> **What you will do**
Below is a block of records. Copy every line in it that contains the word "psychologické".
------ Data provided ------
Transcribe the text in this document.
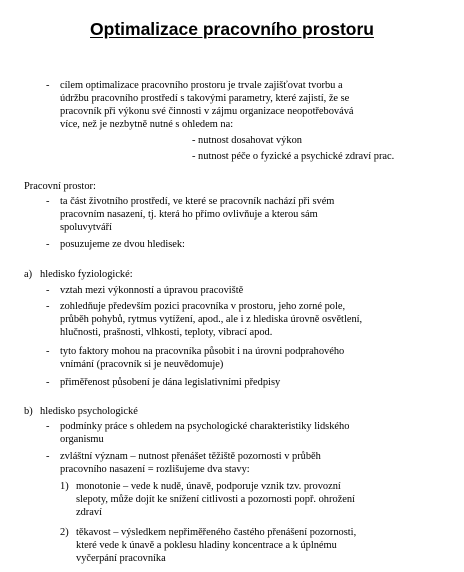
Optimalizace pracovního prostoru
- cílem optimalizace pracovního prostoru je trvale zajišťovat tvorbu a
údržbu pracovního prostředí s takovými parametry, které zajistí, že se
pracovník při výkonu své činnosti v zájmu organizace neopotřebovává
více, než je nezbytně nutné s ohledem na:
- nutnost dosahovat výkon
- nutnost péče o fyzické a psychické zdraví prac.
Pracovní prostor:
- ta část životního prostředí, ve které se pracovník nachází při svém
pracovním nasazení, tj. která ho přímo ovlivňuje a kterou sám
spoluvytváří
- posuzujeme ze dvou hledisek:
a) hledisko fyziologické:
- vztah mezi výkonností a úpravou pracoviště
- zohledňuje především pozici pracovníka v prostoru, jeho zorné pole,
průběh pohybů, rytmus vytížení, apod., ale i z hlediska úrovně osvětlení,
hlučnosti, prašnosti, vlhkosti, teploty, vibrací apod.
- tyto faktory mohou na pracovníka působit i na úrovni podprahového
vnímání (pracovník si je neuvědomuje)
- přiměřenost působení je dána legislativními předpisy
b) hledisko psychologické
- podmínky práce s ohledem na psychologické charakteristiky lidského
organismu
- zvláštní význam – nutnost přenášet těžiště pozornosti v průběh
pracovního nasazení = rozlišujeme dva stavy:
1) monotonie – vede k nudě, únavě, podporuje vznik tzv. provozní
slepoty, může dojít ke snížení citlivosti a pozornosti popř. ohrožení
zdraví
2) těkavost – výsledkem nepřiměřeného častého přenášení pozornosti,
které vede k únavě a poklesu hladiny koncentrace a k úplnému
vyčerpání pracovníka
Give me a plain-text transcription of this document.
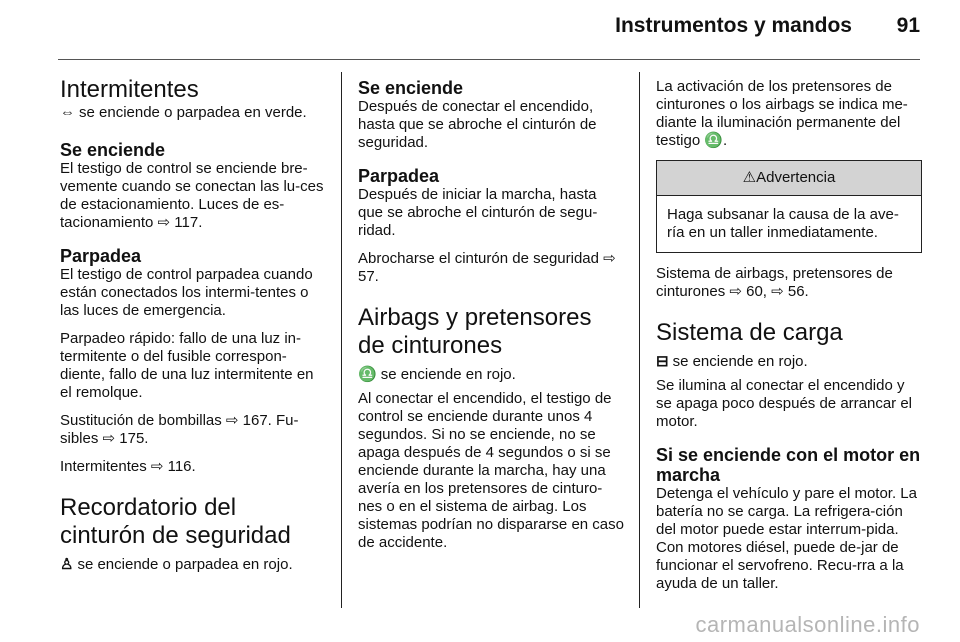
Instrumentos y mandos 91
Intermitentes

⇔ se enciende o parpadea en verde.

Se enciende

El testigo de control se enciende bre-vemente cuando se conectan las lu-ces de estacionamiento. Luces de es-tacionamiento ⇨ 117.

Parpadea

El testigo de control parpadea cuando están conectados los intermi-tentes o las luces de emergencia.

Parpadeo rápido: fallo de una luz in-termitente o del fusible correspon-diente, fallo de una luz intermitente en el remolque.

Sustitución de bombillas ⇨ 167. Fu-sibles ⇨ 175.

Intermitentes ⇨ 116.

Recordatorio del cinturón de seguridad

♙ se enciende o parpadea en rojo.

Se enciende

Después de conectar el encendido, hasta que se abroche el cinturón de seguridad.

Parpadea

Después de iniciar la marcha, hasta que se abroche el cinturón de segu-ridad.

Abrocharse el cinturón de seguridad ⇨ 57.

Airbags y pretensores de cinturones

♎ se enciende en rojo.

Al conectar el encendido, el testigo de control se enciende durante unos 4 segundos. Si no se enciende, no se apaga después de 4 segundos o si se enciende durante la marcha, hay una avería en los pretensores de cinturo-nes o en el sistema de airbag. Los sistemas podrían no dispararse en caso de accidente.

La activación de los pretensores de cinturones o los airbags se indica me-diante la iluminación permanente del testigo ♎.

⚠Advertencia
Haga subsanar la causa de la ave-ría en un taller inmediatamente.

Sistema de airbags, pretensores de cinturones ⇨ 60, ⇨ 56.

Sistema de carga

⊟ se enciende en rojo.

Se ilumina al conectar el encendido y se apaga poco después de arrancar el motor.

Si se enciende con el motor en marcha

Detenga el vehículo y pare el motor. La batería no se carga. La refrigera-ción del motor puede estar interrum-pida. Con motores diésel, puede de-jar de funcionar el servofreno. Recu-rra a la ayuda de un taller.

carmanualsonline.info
------
> **Answer to this task**
b) hledisko psychologické
- podmínky práce s ohledem na psychologické charakteristiky lidského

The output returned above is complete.